WHAT THE EXERCISE ASKS => Return all of the entries exactly, with nothing added or left out.

DATA TO USE =>
########
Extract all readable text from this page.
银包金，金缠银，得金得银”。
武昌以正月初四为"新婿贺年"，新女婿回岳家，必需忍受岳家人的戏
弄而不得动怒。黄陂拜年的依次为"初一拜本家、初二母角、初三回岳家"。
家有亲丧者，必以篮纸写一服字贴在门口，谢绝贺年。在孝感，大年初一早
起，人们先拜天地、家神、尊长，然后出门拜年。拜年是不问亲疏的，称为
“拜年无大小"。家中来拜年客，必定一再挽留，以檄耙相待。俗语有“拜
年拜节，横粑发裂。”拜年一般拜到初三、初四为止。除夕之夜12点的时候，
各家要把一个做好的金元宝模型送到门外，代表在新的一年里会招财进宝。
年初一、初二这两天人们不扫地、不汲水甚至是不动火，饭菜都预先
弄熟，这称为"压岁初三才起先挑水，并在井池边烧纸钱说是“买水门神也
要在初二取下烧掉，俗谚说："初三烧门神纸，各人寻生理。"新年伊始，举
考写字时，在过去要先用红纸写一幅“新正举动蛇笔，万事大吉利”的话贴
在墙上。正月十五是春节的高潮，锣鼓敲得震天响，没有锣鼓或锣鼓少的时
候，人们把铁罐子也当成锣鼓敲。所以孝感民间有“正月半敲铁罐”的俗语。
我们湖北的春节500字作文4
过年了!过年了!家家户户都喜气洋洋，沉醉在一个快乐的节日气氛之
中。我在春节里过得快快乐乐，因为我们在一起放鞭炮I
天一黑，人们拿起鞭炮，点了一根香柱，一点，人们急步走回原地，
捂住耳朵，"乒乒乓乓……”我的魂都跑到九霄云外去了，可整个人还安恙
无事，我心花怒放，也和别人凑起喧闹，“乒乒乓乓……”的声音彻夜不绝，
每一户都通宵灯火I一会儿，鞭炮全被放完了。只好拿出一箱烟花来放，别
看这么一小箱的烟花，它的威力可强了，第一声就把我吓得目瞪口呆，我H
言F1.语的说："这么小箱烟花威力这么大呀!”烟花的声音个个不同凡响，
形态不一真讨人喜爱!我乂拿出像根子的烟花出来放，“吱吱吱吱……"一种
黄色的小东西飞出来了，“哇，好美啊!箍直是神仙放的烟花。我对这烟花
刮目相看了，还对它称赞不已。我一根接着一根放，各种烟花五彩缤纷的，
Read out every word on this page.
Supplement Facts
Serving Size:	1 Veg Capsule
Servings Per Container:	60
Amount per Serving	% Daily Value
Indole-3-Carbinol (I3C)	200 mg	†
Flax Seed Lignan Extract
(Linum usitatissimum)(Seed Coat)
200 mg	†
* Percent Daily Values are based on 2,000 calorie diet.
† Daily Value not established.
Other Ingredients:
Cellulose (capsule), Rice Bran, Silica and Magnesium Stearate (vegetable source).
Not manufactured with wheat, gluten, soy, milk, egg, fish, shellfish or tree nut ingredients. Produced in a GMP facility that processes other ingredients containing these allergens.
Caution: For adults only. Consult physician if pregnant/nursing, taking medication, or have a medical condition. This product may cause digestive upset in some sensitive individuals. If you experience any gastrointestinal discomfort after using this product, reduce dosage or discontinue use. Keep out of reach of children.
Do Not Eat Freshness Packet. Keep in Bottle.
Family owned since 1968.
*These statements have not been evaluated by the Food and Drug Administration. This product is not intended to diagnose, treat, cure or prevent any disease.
########
TASK OUTPUT =>
Extract all readable text from this page.
银包金，金缠银，得金得银”。
武昌以正月初四为"新婿贺年"，新女婿回岳家，必需忍受岳家人的戏
弄而不得动怒。黄陂拜年的依次为"初一拜本家、初二母角、初三回岳家"。
家有亲丧者，必以篮纸写一服字贴在门口，谢绝贺年。在孝感，大年初一早
起，人们先拜天地、家神、尊长，然后出门拜年。拜年是不问亲疏的，称为
“拜年无大小"。家中来拜年客，必定一再挽留，以檄耙相待。俗语有“拜
年拜节，横粑发裂。”拜年一般拜到初三、初四为止。除夕之夜12点的时候，
各家要把一个做好的金元宝模型送到门外，代表在新的一年里会招财进宝。
年初一、初二这两天人们不扫地、不汲水甚至是不动火，饭菜都预先
弄熟，这称为"压岁初三才起先挑水，并在井池边烧纸钱说是“买水门神也
要在初二取下烧掉，俗谚说："初三烧门神纸，各人寻生理。"新年伊始，举
考写字时，在过去要先用红纸写一幅“新正举动蛇笔，万事大吉利”的话贴
在墙上。正月十五是春节的高潮，锣鼓敲得震天响，没有锣鼓或锣鼓少的时
候，人们把铁罐子也当成锣鼓敲。所以孝感民间有“正月半敲铁罐”的俗语。
我们湖北的春节500字作文4
过年了!过年了!家家户户都喜气洋洋，沉醉在一个快乐的节日气氛之
中。我在春节里过得快快乐乐，因为我们在一起放鞭炮I
天一黑，人们拿起鞭炮，点了一根香柱，一点，人们急步走回原地，
捂住耳朵，"乒乒乓乓……”我的魂都跑到九霄云外去了，可整个人还安恙
无事，我心花怒放，也和别人凑起喧闹，“乒乒乓乓……”的声音彻夜不绝，
每一户都通宵灯火I一会儿，鞭炮全被放完了。只好拿出一箱烟花来放，别
看这么一小箱的烟花，它的威力可强了，第一声就把我吓得目瞪口呆，我H
言F1.语的说："这么小箱烟花威力这么大呀!”烟花的声音个个不同凡响，
形态不一真讨人喜爱!我乂拿出像根子的烟花出来放，“吱吱吱吱……"一种
黄色的小东西飞出来了，“哇，好美啊!箍直是神仙放的烟花。我对这烟花
刮目相看了，还对它称赞不已。我一根接着一根放，各种烟花五彩缤纷的，
Read out every word on this page.
Supplement Facts
Serving Size:	1 Veg Capsule
Servings Per Container:	60
Amount per Serving	% Daily Value
Indole-3-Carbinol (I3C)	200 mg	†
Flax Seed Lignan Extract
(Linum usitatissimum)(Seed Coat)
200 mg	†
* Percent Daily Values are based on 2,000 calorie diet.
† Daily Value not established.
Other Ingredients:
Cellulose (capsule), Rice Bran, Silica and Magnesium Stearate (vegetable source).
Not manufactured with wheat, gluten, soy, milk, egg, fish, shellfish or tree nut ingredients. Produced in a GMP facility that processes other ingredients containing these allergens.
Caution: For adults only. Consult physician if pregnant/nursing, taking medication, or have a medical condition. This product may cause digestive upset in some sensitive individuals. If you experience any gastrointestinal discomfort after using this product, reduce dosage or discontinue use. Keep out of reach of children.
Do Not Eat Freshness Packet. Keep in Bottle.
Family owned since 1968.
*These statements have not been evaluated by the Food and Drug Administration. This product is not intended to diagnose, treat, cure or prevent any disease.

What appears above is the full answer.